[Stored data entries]
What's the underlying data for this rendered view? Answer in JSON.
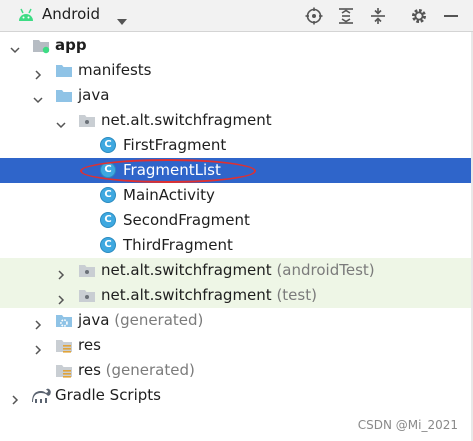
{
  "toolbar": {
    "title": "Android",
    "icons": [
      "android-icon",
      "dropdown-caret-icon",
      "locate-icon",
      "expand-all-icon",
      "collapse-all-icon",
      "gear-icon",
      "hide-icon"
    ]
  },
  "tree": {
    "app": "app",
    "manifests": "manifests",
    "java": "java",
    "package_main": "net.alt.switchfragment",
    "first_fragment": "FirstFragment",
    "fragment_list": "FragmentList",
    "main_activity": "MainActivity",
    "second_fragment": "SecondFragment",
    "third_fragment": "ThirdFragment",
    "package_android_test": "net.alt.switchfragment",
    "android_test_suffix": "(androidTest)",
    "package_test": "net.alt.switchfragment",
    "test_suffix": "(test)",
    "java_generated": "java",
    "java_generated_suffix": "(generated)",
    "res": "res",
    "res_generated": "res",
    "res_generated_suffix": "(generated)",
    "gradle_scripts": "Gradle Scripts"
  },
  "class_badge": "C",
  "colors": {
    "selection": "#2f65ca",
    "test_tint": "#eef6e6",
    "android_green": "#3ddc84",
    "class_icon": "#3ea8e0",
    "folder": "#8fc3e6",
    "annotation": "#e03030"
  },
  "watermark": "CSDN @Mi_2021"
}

### AIM
Extract the full listing above verbatim; pictures are to be left out of the copy.

### PROBLEM SOLUTION
What's the underlying data for this rendered view? Answer in JSON.
{
  "toolbar": {
    "title": "Android",
    "icons": [
      "android-icon",
      "dropdown-caret-icon",
      "locate-icon",
      "expand-all-icon",
      "collapse-all-icon",
      "gear-icon",
      "hide-icon"
    ]
  },
  "tree": {
    "app": "app",
    "manifests": "manifests",
    "java": "java",
    "package_main": "net.alt.switchfragment",
    "first_fragment": "FirstFragment",
    "fragment_list": "FragmentList",
    "main_activity": "MainActivity",
    "second_fragment": "SecondFragment",
    "third_fragment": "ThirdFragment",
    "package_android_test": "net.alt.switchfragment",
    "android_test_suffix": "(androidTest)",
    "package_test": "net.alt.switchfragment",
    "test_suffix": "(test)",
    "java_generated": "java",
    "java_generated_suffix": "(generated)",
    "res": "res",
    "res_generated": "res",
    "res_generated_suffix": "(generated)",
    "gradle_scripts": "Gradle Scripts"
  },
  "class_badge": "C",
  "colors": {
    "selection": "#2f65ca",
    "test_tint": "#eef6e6",
    "android_green": "#3ddc84",
    "class_icon": "#3ea8e0",
    "folder": "#8fc3e6",
    "annotation": "#e03030"
  },
  "watermark": "CSDN @Mi_2021"
}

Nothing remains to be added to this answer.